BEGIN Given entries

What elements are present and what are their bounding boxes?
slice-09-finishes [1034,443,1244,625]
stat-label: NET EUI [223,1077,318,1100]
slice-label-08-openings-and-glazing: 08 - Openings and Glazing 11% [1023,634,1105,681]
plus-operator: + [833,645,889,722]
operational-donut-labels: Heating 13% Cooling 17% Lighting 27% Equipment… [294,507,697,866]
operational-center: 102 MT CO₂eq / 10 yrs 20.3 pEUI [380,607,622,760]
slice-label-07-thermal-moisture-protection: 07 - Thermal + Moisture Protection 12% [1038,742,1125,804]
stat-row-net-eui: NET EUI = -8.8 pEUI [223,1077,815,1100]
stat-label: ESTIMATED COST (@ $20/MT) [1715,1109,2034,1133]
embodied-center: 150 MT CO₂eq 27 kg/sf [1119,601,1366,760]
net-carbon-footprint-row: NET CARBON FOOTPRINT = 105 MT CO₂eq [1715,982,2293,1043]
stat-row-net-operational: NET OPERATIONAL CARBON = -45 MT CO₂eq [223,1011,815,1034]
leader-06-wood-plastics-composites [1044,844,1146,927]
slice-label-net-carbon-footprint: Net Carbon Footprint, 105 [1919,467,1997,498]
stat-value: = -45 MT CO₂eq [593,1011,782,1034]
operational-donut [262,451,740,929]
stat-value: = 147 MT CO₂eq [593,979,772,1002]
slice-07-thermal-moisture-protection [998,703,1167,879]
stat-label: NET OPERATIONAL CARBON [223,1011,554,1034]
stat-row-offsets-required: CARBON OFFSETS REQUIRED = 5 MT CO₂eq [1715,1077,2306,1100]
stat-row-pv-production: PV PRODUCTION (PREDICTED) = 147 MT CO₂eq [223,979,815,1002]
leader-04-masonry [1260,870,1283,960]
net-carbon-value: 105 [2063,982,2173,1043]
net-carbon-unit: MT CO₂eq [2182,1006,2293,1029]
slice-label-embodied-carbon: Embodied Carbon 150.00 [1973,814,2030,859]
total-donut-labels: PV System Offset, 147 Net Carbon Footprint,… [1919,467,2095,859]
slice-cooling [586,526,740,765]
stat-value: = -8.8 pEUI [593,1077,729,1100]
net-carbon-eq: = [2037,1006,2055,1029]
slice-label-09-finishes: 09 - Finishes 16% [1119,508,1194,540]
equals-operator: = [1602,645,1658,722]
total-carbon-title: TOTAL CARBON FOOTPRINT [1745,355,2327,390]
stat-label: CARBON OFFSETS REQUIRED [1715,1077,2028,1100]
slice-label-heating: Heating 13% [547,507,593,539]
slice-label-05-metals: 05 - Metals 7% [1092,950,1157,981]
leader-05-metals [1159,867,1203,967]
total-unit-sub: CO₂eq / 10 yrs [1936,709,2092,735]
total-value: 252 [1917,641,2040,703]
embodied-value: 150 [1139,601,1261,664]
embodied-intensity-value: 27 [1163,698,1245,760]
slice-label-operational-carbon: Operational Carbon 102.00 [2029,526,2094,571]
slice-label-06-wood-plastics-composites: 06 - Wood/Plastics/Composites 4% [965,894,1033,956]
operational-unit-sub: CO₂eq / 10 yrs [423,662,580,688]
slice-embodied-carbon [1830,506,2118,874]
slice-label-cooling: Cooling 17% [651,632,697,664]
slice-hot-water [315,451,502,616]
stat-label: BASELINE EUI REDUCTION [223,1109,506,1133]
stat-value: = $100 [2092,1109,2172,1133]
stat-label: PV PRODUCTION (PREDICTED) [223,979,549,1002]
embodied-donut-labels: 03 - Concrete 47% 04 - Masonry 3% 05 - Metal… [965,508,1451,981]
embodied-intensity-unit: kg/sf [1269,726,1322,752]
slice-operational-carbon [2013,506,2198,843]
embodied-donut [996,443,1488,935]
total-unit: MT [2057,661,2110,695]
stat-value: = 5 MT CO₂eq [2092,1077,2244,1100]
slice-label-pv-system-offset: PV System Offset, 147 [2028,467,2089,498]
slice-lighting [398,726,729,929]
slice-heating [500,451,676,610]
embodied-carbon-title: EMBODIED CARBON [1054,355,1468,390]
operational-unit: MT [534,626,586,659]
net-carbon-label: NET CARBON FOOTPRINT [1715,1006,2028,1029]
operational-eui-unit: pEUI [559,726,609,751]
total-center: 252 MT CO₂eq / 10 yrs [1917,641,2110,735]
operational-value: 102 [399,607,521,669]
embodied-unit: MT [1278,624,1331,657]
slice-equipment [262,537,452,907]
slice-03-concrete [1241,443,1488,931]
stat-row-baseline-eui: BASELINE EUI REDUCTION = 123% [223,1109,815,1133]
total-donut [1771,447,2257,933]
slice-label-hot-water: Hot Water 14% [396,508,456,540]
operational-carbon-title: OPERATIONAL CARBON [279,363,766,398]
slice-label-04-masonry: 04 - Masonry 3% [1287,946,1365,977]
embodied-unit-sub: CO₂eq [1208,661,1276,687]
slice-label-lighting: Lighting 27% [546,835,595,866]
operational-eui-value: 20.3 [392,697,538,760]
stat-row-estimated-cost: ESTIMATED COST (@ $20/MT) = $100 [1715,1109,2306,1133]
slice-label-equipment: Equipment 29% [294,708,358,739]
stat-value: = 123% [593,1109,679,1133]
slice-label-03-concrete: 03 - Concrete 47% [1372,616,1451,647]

END Given entries

Written problem: Repeat the lines of data shown above without any changes.

Reply to the exercise:
What elements are present and what are their bounding boxes?
slice-09-finishes [1034,443,1244,625]
stat-label: NET EUI [223,1077,318,1100]
slice-label-08-openings-and-glazing: 08 - Openings and Glazing 11% [1023,634,1105,681]
plus-operator: + [833,645,889,722]
operational-donut-labels: Heating 13% Cooling 17% Lighting 27% Equipment… [294,507,697,866]
operational-center: 102 MT CO₂eq / 10 yrs 20.3 pEUI [380,607,622,760]
slice-label-07-thermal-moisture-protection: 07 - Thermal + Moisture Protection 12% [1038,742,1125,804]
stat-row-net-eui: NET EUI = -8.8 pEUI [223,1077,815,1100]
stat-label: ESTIMATED COST (@ $20/MT) [1715,1109,2034,1133]
embodied-center: 150 MT CO₂eq 27 kg/sf [1119,601,1366,760]
net-carbon-footprint-row: NET CARBON FOOTPRINT = 105 MT CO₂eq [1715,982,2293,1043]
stat-row-net-operational: NET OPERATIONAL CARBON = -45 MT CO₂eq [223,1011,815,1034]
leader-06-wood-plastics-composites [1044,844,1146,927]
slice-label-net-carbon-footprint: Net Carbon Footprint, 105 [1919,467,1997,498]
stat-value: = -45 MT CO₂eq [593,1011,782,1034]
operational-donut [262,451,740,929]
stat-value: = 147 MT CO₂eq [593,979,772,1002]
slice-07-thermal-moisture-protection [998,703,1167,879]
stat-label: NET OPERATIONAL CARBON [223,1011,554,1034]
stat-row-offsets-required: CARBON OFFSETS REQUIRED = 5 MT CO₂eq [1715,1077,2306,1100]
stat-row-pv-production: PV PRODUCTION (PREDICTED) = 147 MT CO₂eq [223,979,815,1002]
leader-04-masonry [1260,870,1283,960]
net-carbon-value: 105 [2063,982,2173,1043]
net-carbon-unit: MT CO₂eq [2182,1006,2293,1029]
slice-label-embodied-carbon: Embodied Carbon 150.00 [1973,814,2030,859]
total-donut-labels: PV System Offset, 147 Net Carbon Footprint,… [1919,467,2095,859]
slice-cooling [586,526,740,765]
stat-value: = -8.8 pEUI [593,1077,729,1100]
net-carbon-eq: = [2037,1006,2055,1029]
slice-label-09-finishes: 09 - Finishes 16% [1119,508,1194,540]
equals-operator: = [1602,645,1658,722]
total-carbon-title: TOTAL CARBON FOOTPRINT [1745,355,2327,390]
stat-label: CARBON OFFSETS REQUIRED [1715,1077,2028,1100]
slice-label-heating: Heating 13% [547,507,593,539]
slice-label-05-metals: 05 - Metals 7% [1092,950,1157,981]
leader-05-metals [1159,867,1203,967]
total-unit-sub: CO₂eq / 10 yrs [1936,709,2092,735]
total-value: 252 [1917,641,2040,703]
embodied-value: 150 [1139,601,1261,664]
embodied-intensity-value: 27 [1163,698,1245,760]
slice-label-operational-carbon: Operational Carbon 102.00 [2029,526,2094,571]
slice-label-06-wood-plastics-composites: 06 - Wood/Plastics/Composites 4% [965,894,1033,956]
operational-unit-sub: CO₂eq / 10 yrs [423,662,580,688]
slice-embodied-carbon [1830,506,2118,874]
slice-label-cooling: Cooling 17% [651,632,697,664]
slice-hot-water [315,451,502,616]
stat-label: BASELINE EUI REDUCTION [223,1109,506,1133]
stat-value: = $100 [2092,1109,2172,1133]
stat-label: PV PRODUCTION (PREDICTED) [223,979,549,1002]
embodied-donut-labels: 03 - Concrete 47% 04 - Masonry 3% 05 - Metal… [965,508,1451,981]
embodied-intensity-unit: kg/sf [1269,726,1322,752]
slice-operational-carbon [2013,506,2198,843]
embodied-donut [996,443,1488,935]
total-unit: MT [2057,661,2110,695]
stat-value: = 5 MT CO₂eq [2092,1077,2244,1100]
slice-label-pv-system-offset: PV System Offset, 147 [2028,467,2089,498]
slice-lighting [398,726,729,929]
slice-heating [500,451,676,610]
embodied-carbon-title: EMBODIED CARBON [1054,355,1468,390]
operational-unit: MT [534,626,586,659]
net-carbon-label: NET CARBON FOOTPRINT [1715,1006,2028,1029]
operational-eui-unit: pEUI [559,726,609,751]
total-center: 252 MT CO₂eq / 10 yrs [1917,641,2110,735]
operational-value: 102 [399,607,521,669]
embodied-unit: MT [1278,624,1331,657]
slice-equipment [262,537,452,907]
slice-03-concrete [1241,443,1488,931]
stat-row-baseline-eui: BASELINE EUI REDUCTION = 123% [223,1109,815,1133]
total-donut [1771,447,2257,933]
slice-label-hot-water: Hot Water 14% [396,508,456,540]
operational-carbon-title: OPERATIONAL CARBON [279,363,766,398]
slice-label-04-masonry: 04 - Masonry 3% [1287,946,1365,977]
embodied-unit-sub: CO₂eq [1208,661,1276,687]
slice-label-lighting: Lighting 27% [546,835,595,866]
operational-eui-value: 20.3 [392,697,538,760]
stat-row-estimated-cost: ESTIMATED COST (@ $20/MT) = $100 [1715,1109,2306,1133]
slice-label-equipment: Equipment 29% [294,708,358,739]
stat-value: = 123% [593,1109,679,1133]
slice-label-03-concrete: 03 - Concrete 47% [1372,616,1451,647]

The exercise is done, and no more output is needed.